• [WRITTEN INSTRUCTION]: Copy out all lines that hold "一只白鹅".

• [EXERCISE INPUT]:
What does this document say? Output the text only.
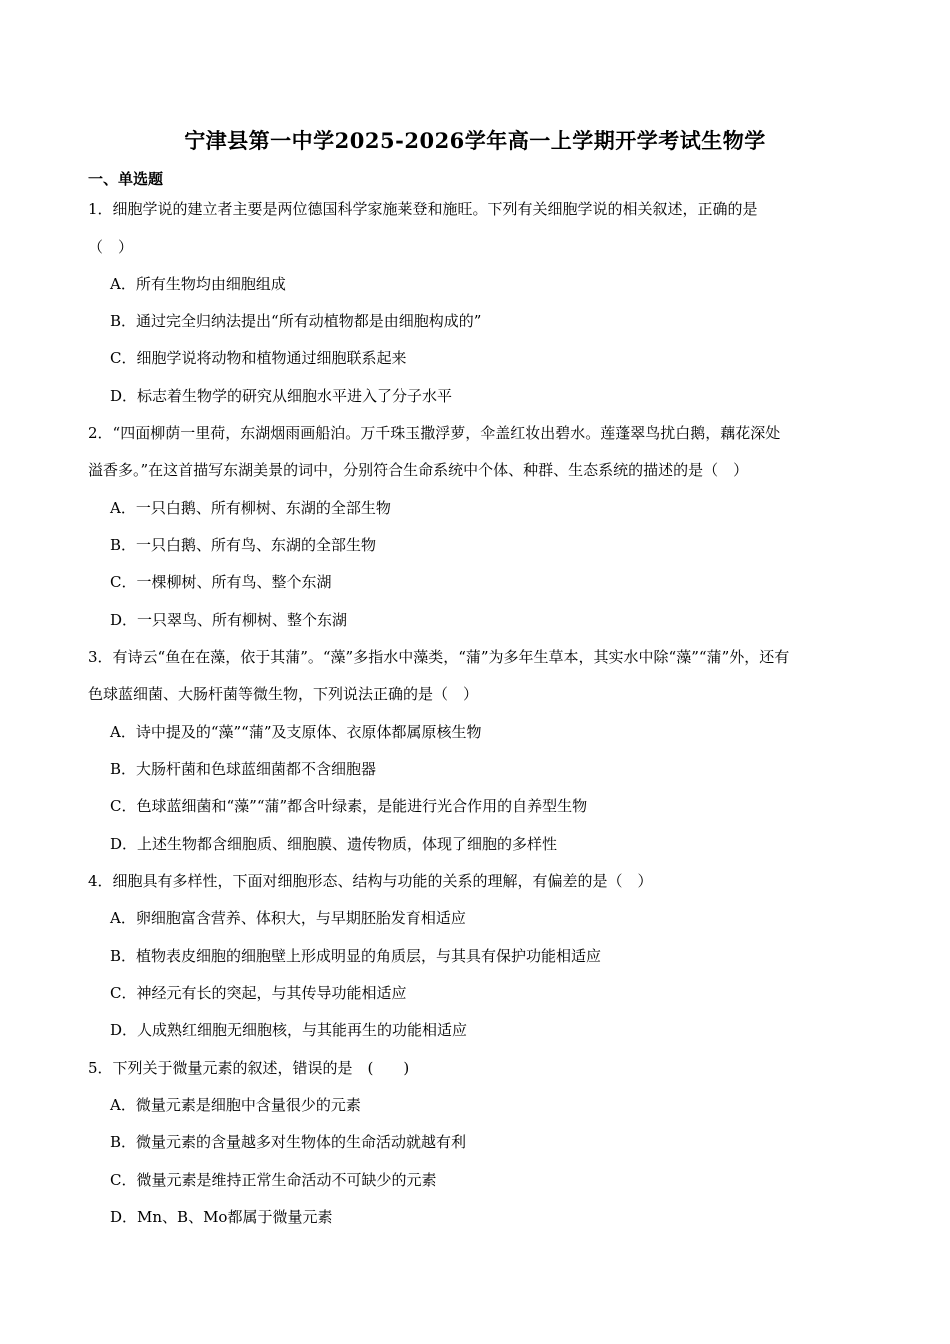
宁津县第一中学2025-2026学年高一上学期开学考试生物学
一、单选题
1．细胞学说的建立者主要是两位德国科学家施莱登和施旺。下列有关细胞学说的相关叙述，正确的是
（　）
A．所有生物均由细胞组成
B．通过完全归纳法提出“所有动植物都是由细胞构成的”
C．细胞学说将动物和植物通过细胞联系起来
D．标志着生物学的研究从细胞水平进入了分子水平
2．“四面柳荫一里荷，东湖烟雨画船泊。万千珠玉撒浮萝，伞盖红妆出碧水。莲蓬翠鸟扰白鹅，藕花深处
溢香多。”在这首描写东湖美景的词中，分别符合生命系统中个体、种群、生态系统的描述的是（　）
A．一只白鹅、所有柳树、东湖的全部生物
B．一只白鹅、所有鸟、东湖的全部生物
C．一棵柳树、所有鸟、整个东湖
D．一只翠鸟、所有柳树、整个东湖
3．有诗云“鱼在在藻，依于其蒲”。“藻”多指水中藻类，“蒲”为多年生草本，其实水中除“藻”“蒲”外，还有
色球蓝细菌、大肠杆菌等微生物，下列说法正确的是（　）
A．诗中提及的“藻”“蒲”及支原体、衣原体都属原核生物
B．大肠杆菌和色球蓝细菌都不含细胞器
C．色球蓝细菌和“藻”“蒲”都含叶绿素，是能进行光合作用的自养型生物
D．上述生物都含细胞质、细胞膜、遗传物质，体现了细胞的多样性
4．细胞具有多样性，下面对细胞形态、结构与功能的关系的理解，有偏差的是（　）
A．卵细胞富含营养、体积大，与早期胚胎发育相适应
B．植物表皮细胞的细胞壁上形成明显的角质层，与其具有保护功能相适应
C．神经元有长的突起，与其传导功能相适应
D．人成熟红细胞无细胞核，与其能再生的功能相适应
5．下列关于微量元素的叙述，错误的是　(　　)
A．微量元素是细胞中含量很少的元素
B．微量元素的含量越多对生物体的生命活动就越有利
C．微量元素是维持正常生命活动不可缺少的元素
D．Mn、B、Mo都属于微量元素
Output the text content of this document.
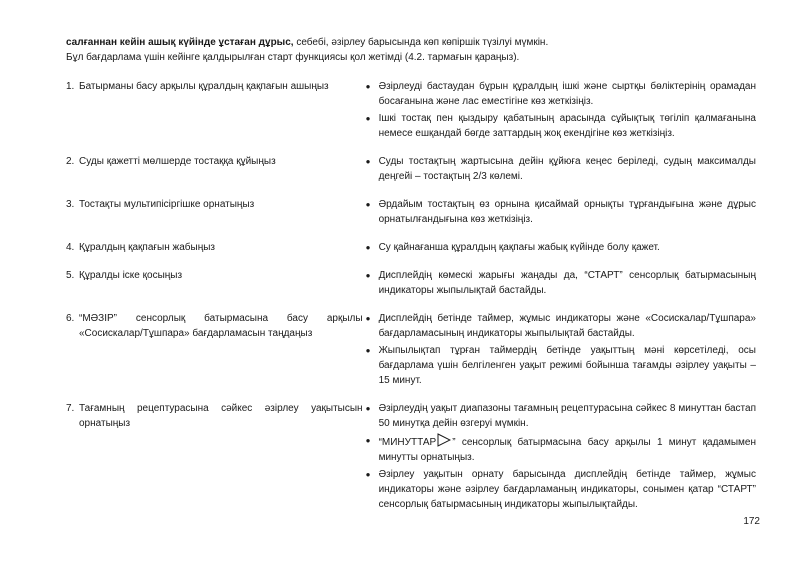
салғаннан кейін ашық күйінде ұстаған дұрыс, себебі, әзірлеу барысында көп көпіршік түзілуі мүмкін.

Бұл бағдарлама үшін кейінге қалдырылған старт функциясы қол жетімді (4.2. тармағын қараңыз).

1. Батырманы басу арқылы құралдың қақпағын ашыңыз	● Әзірлеуді бастаудан бұрын құралдың ішкі және сыртқы бөліктерінің орамадан босағанына және лас еместігіне көз жеткізіңіз.
● Ішкі тостақ пен қыздыру қабатының арасында сұйықтық төгіліп қалмағанына немесе ешқандай бөгде заттардың жоқ екендігіне көз жеткізіңіз.
2. Суды қажетті мөлшерде тостаққа құйыңыз	● Суды тостақтың жартысына дейін құйюға кеңес беріледі, судың максималды деңгейі – тостақтың 2/3 көлемі.
3. Тостақты мультипісіргішке орнатыңыз	● Әрдайым тостақтың өз орнына қисаймай орнықты тұрғандығына және дұрыс орнатылғандығына көз жеткізіңіз.
4. Құралдың қақпағын жабыңыз	● Су қайнағанша құралдың қақпағы жабық күйінде болу қажет.
5. Құралды іске қосыңыз	● Дисплейдің көмескі жарығы жаңады да, “СТАРТ” сенсорлық батырмасының индикаторы жыпылықтай бастайды.
6. “МӘЗІР” сенсорлық батырмасына басу арқылы «Сосискалар/Тұшпара» бағдарламасын таңдаңыз
● Дисплейдің бетінде таймер, жұмыс индикаторы және «Сосискалар/Тұшпара» бағдарламасының индикаторы жыпылықтай бастайды.
● Жыпылықтап тұрған таймердің бетінде уақыттың мәні көрсетіледі, осы бағдарлама үшін белгіленген уақыт режимі бойынша тағамды әзірлеу уақыты – 15 минут.
7. Тағамның рецептурасына сәйкес әзірлеу уақытысын орнатыңыз
● Әзірлеудің уақыт диапазоны тағамның рецептурасына сәйкес 8 минуттан бастап 50 минутқа дейін өзгеруі мүмкін.
● “МИНУТТАР ” сенсорлық батырмасына басу арқылы 1 минут қадамымен минутты орнатыңыз.
● Әзірлеу уақытын орнату барысында дисплейдің бетінде таймер, жұмыс индикаторы және әзірлеу бағдарламаның индикаторы, сонымен қатар “СТАРТ” сенсорлық батырмасының индикаторы жыпылықтайды.
172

• [TASK RESULT]:
A．一只白鹅、所有柳树、东湖的全部生物
B．一只白鹅、所有鸟、东湖的全部生物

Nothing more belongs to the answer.